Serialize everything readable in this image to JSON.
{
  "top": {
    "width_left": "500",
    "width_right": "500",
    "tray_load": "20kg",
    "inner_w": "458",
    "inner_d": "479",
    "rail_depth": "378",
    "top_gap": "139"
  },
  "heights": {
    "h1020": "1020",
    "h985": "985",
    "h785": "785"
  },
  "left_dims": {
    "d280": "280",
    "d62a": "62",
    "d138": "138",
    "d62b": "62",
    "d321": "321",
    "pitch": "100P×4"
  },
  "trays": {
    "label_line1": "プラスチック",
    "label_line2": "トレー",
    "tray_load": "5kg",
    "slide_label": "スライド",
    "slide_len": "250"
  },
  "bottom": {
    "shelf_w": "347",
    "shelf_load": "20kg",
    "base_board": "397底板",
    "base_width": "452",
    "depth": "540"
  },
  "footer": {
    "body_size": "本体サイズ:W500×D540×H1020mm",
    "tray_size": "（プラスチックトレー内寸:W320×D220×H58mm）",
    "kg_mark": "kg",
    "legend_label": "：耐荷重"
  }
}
##########
• THE TASK: Nothing should be changed: write out all of the data as is.

• ANSWER BELOW:
Serialize everything readable in this image to JSON.
{
  "top": {
    "width_left": "500",
    "width_right": "500",
    "tray_load": "20kg",
    "inner_w": "458",
    "inner_d": "479",
    "rail_depth": "378",
    "top_gap": "139"
  },
  "heights": {
    "h1020": "1020",
    "h985": "985",
    "h785": "785"
  },
  "left_dims": {
    "d280": "280",
    "d62a": "62",
    "d138": "138",
    "d62b": "62",
    "d321": "321",
    "pitch": "100P×4"
  },
  "trays": {
    "label_line1": "プラスチック",
    "label_line2": "トレー",
    "tray_load": "5kg",
    "slide_label": "スライド",
    "slide_len": "250"
  },
  "bottom": {
    "shelf_w": "347",
    "shelf_load": "20kg",
    "base_board": "397底板",
    "base_width": "452",
    "depth": "540"
  },
  "footer": {
    "body_size": "本体サイズ:W500×D540×H1020mm",
    "tray_size": "（プラスチックトレー内寸:W320×D220×H58mm）",
    "kg_mark": "kg",
    "legend_label": "：耐荷重"
  }
}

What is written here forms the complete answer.